***** Given records *****

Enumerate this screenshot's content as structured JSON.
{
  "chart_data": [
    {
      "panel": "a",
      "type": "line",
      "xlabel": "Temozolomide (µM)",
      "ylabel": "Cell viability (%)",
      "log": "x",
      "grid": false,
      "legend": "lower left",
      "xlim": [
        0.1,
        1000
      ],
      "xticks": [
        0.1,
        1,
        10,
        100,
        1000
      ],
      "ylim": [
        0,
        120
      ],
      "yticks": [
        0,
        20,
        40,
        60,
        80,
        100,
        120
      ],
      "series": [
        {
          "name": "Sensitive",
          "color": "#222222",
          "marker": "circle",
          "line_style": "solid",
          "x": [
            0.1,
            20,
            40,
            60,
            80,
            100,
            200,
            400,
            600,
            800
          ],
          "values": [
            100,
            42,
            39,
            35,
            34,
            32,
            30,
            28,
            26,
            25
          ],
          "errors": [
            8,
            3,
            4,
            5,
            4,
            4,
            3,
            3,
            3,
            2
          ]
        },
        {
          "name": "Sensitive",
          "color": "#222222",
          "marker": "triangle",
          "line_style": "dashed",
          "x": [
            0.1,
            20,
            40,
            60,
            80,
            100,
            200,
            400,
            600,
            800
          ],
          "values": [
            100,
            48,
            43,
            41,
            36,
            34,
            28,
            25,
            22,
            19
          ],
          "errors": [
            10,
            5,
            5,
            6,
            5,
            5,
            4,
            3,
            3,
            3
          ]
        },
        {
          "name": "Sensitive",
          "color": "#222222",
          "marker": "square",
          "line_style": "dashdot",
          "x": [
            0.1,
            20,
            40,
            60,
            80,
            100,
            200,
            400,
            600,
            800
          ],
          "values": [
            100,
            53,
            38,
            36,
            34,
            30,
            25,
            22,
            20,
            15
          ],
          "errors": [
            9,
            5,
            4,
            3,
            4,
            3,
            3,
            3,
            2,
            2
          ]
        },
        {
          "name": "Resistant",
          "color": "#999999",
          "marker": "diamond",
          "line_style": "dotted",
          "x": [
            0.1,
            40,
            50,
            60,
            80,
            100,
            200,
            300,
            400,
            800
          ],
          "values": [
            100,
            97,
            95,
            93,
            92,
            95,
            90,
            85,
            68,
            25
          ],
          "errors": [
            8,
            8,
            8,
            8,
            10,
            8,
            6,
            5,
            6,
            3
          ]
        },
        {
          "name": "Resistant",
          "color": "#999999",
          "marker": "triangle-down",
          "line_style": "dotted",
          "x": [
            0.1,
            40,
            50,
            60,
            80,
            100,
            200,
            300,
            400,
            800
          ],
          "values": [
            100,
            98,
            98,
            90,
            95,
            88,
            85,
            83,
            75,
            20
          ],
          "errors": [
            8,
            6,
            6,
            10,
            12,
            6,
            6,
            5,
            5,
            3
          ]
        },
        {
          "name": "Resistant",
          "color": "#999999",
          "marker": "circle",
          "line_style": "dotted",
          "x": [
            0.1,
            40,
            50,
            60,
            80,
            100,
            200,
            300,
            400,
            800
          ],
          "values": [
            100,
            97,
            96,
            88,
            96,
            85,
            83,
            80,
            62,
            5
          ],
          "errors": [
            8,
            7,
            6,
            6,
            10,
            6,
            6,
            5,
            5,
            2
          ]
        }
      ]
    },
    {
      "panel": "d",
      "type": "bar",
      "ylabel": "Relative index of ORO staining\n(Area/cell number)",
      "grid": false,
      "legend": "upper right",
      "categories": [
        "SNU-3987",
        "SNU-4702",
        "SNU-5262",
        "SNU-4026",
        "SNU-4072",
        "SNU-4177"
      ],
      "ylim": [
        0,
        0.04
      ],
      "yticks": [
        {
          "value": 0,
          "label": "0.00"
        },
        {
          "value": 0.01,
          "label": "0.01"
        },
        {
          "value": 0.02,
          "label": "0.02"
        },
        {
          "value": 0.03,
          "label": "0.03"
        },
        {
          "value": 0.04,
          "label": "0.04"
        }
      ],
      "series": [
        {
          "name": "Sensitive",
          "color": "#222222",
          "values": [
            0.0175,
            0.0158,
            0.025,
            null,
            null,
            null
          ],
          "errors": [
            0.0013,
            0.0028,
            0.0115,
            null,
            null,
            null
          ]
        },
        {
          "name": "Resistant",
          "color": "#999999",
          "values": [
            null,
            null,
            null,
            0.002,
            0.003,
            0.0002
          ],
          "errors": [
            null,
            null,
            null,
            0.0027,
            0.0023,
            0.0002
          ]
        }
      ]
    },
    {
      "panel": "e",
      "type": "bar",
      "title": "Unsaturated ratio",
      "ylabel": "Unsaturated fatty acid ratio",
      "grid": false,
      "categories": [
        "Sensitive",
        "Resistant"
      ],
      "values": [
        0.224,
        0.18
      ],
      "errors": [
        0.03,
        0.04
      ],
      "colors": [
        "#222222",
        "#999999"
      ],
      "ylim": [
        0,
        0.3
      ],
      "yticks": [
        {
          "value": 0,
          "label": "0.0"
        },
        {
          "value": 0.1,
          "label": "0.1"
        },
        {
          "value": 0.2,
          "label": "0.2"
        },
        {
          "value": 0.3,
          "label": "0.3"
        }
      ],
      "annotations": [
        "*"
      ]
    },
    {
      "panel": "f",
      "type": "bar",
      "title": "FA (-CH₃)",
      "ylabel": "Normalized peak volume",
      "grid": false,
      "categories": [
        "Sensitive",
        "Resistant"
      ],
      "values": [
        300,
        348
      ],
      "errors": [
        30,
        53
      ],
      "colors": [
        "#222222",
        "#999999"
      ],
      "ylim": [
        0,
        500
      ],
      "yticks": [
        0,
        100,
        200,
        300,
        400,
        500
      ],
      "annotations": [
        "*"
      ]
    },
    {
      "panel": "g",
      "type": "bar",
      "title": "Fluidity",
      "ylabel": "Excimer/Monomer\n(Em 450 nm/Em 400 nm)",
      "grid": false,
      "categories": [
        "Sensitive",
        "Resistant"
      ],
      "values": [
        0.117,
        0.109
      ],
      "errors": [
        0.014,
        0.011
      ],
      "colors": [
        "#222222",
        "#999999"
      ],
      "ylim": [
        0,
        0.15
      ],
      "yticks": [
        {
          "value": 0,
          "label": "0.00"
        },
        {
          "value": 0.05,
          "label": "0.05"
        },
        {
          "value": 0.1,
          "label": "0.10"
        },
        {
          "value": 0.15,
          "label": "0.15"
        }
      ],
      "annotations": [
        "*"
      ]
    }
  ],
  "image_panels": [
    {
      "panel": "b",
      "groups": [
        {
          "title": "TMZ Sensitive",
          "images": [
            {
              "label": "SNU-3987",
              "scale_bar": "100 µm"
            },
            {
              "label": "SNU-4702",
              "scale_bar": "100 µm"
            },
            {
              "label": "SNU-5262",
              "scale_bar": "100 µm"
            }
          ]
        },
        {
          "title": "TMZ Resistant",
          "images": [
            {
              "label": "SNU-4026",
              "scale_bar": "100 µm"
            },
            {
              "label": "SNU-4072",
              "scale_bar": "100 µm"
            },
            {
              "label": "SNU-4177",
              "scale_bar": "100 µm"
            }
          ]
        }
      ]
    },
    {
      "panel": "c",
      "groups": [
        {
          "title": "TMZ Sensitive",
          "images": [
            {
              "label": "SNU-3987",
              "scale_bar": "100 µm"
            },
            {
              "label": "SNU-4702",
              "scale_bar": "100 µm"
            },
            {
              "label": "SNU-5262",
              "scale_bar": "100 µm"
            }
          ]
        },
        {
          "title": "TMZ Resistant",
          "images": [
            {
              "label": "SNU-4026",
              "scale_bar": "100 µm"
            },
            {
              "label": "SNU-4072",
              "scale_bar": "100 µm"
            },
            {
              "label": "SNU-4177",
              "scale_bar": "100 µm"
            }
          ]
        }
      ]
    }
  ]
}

*****

**Given task:**
From the data above, extract every line in its exact form.

**Answer:**
Enumerate this screenshot's content as structured JSON.
{
  "chart_data": [
    {
      "panel": "a",
      "type": "line",
      "xlabel": "Temozolomide (µM)",
      "ylabel": "Cell viability (%)",
      "log": "x",
      "grid": false,
      "legend": "lower left",
      "xlim": [
        0.1,
        1000
      ],
      "xticks": [
        0.1,
        1,
        10,
        100,
        1000
      ],
      "ylim": [
        0,
        120
      ],
      "yticks": [
        0,
        20,
        40,
        60,
        80,
        100,
        120
      ],
      "series": [
        {
          "name": "Sensitive",
          "color": "#222222",
          "marker": "circle",
          "line_style": "solid",
          "x": [
            0.1,
            20,
            40,
            60,
            80,
            100,
            200,
            400,
            600,
            800
          ],
          "values": [
            100,
            42,
            39,
            35,
            34,
            32,
            30,
            28,
            26,
            25
          ],
          "errors": [
            8,
            3,
            4,
            5,
            4,
            4,
            3,
            3,
            3,
            2
          ]
        },
        {
          "name": "Sensitive",
          "color": "#222222",
          "marker": "triangle",
          "line_style": "dashed",
          "x": [
            0.1,
            20,
            40,
            60,
            80,
            100,
            200,
            400,
            600,
            800
          ],
          "values": [
            100,
            48,
            43,
            41,
            36,
            34,
            28,
            25,
            22,
            19
          ],
          "errors": [
            10,
            5,
            5,
            6,
            5,
            5,
            4,
            3,
            3,
            3
          ]
        },
        {
          "name": "Sensitive",
          "color": "#222222",
          "marker": "square",
          "line_style": "dashdot",
          "x": [
            0.1,
            20,
            40,
            60,
            80,
            100,
            200,
            400,
            600,
            800
          ],
          "values": [
            100,
            53,
            38,
            36,
            34,
            30,
            25,
            22,
            20,
            15
          ],
          "errors": [
            9,
            5,
            4,
            3,
            4,
            3,
            3,
            3,
            2,
            2
          ]
        },
        {
          "name": "Resistant",
          "color": "#999999",
          "marker": "diamond",
          "line_style": "dotted",
          "x": [
            0.1,
            40,
            50,
            60,
            80,
            100,
            200,
            300,
            400,
            800
          ],
          "values": [
            100,
            97,
            95,
            93,
            92,
            95,
            90,
            85,
            68,
            25
          ],
          "errors": [
            8,
            8,
            8,
            8,
            10,
            8,
            6,
            5,
            6,
            3
          ]
        },
        {
          "name": "Resistant",
          "color": "#999999",
          "marker": "triangle-down",
          "line_style": "dotted",
          "x": [
            0.1,
            40,
            50,
            60,
            80,
            100,
            200,
            300,
            400,
            800
          ],
          "values": [
            100,
            98,
            98,
            90,
            95,
            88,
            85,
            83,
            75,
            20
          ],
          "errors": [
            8,
            6,
            6,
            10,
            12,
            6,
            6,
            5,
            5,
            3
          ]
        },
        {
          "name": "Resistant",
          "color": "#999999",
          "marker": "circle",
          "line_style": "dotted",
          "x": [
            0.1,
            40,
            50,
            60,
            80,
            100,
            200,
            300,
            400,
            800
          ],
          "values": [
            100,
            97,
            96,
            88,
            96,
            85,
            83,
            80,
            62,
            5
          ],
          "errors": [
            8,
            7,
            6,
            6,
            10,
            6,
            6,
            5,
            5,
            2
          ]
        }
      ]
    },
    {
      "panel": "d",
      "type": "bar",
      "ylabel": "Relative index of ORO staining\n(Area/cell number)",
      "grid": false,
      "legend": "upper right",
      "categories": [
        "SNU-3987",
        "SNU-4702",
        "SNU-5262",
        "SNU-4026",
        "SNU-4072",
        "SNU-4177"
      ],
      "ylim": [
        0,
        0.04
      ],
      "yticks": [
        {
          "value": 0,
          "label": "0.00"
        },
        {
          "value": 0.01,
          "label": "0.01"
        },
        {
          "value": 0.02,
          "label": "0.02"
        },
        {
          "value": 0.03,
          "label": "0.03"
        },
        {
          "value": 0.04,
          "label": "0.04"
        }
      ],
      "series": [
        {
          "name": "Sensitive",
          "color": "#222222",
          "values": [
            0.0175,
            0.0158,
            0.025,
            null,
            null,
            null
          ],
          "errors": [
            0.0013,
            0.0028,
            0.0115,
            null,
            null,
            null
          ]
        },
        {
          "name": "Resistant",
          "color": "#999999",
          "values": [
            null,
            null,
            null,
            0.002,
            0.003,
            0.0002
          ],
          "errors": [
            null,
            null,
            null,
            0.0027,
            0.0023,
            0.0002
          ]
        }
      ]
    },
    {
      "panel": "e",
      "type": "bar",
      "title": "Unsaturated ratio",
      "ylabel": "Unsaturated fatty acid ratio",
      "grid": false,
      "categories": [
        "Sensitive",
        "Resistant"
      ],
      "values": [
        0.224,
        0.18
      ],
      "errors": [
        0.03,
        0.04
      ],
      "colors": [
        "#222222",
        "#999999"
      ],
      "ylim": [
        0,
        0.3
      ],
      "yticks": [
        {
          "value": 0,
          "label": "0.0"
        },
        {
          "value": 0.1,
          "label": "0.1"
        },
        {
          "value": 0.2,
          "label": "0.2"
        },
        {
          "value": 0.3,
          "label": "0.3"
        }
      ],
      "annotations": [
        "*"
      ]
    },
    {
      "panel": "f",
      "type": "bar",
      "title": "FA (-CH₃)",
      "ylabel": "Normalized peak volume",
      "grid": false,
      "categories": [
        "Sensitive",
        "Resistant"
      ],
      "values": [
        300,
        348
      ],
      "errors": [
        30,
        53
      ],
      "colors": [
        "#222222",
        "#999999"
      ],
      "ylim": [
        0,
        500
      ],
      "yticks": [
        0,
        100,
        200,
        300,
        400,
        500
      ],
      "annotations": [
        "*"
      ]
    },
    {
      "panel": "g",
      "type": "bar",
      "title": "Fluidity",
      "ylabel": "Excimer/Monomer\n(Em 450 nm/Em 400 nm)",
      "grid": false,
      "categories": [
        "Sensitive",
        "Resistant"
      ],
      "values": [
        0.117,
        0.109
      ],
      "errors": [
        0.014,
        0.011
      ],
      "colors": [
        "#222222",
        "#999999"
      ],
      "ylim": [
        0,
        0.15
      ],
      "yticks": [
        {
          "value": 0,
          "label": "0.00"
        },
        {
          "value": 0.05,
          "label": "0.05"
        },
        {
          "value": 0.1,
          "label": "0.10"
        },
        {
          "value": 0.15,
          "label": "0.15"
        }
      ],
      "annotations": [
        "*"
      ]
    }
  ],
  "image_panels": [
    {
      "panel": "b",
      "groups": [
        {
          "title": "TMZ Sensitive",
          "images": [
            {
              "label": "SNU-3987",
              "scale_bar": "100 µm"
            },
            {
              "label": "SNU-4702",
              "scale_bar": "100 µm"
            },
            {
              "label": "SNU-5262",
              "scale_bar": "100 µm"
            }
          ]
        },
        {
          "title": "TMZ Resistant",
          "images": [
            {
              "label": "SNU-4026",
              "scale_bar": "100 µm"
            },
            {
              "label": "SNU-4072",
              "scale_bar": "100 µm"
            },
            {
              "label": "SNU-4177",
              "scale_bar": "100 µm"
            }
          ]
        }
      ]
    },
    {
      "panel": "c",
      "groups": [
        {
          "title": "TMZ Sensitive",
          "images": [
            {
              "label": "SNU-3987",
              "scale_bar": "100 µm"
            },
            {
              "label": "SNU-4702",
              "scale_bar": "100 µm"
            },
            {
              "label": "SNU-5262",
              "scale_bar": "100 µm"
            }
          ]
        },
        {
          "title": "TMZ Resistant",
          "images": [
            {
              "label": "SNU-4026",
              "scale_bar": "100 µm"
            },
            {
              "label": "SNU-4072",
              "scale_bar": "100 µm"
            },
            {
              "label": "SNU-4177",
              "scale_bar": "100 µm"
            }
          ]
        }
      ]
    }
  ]
}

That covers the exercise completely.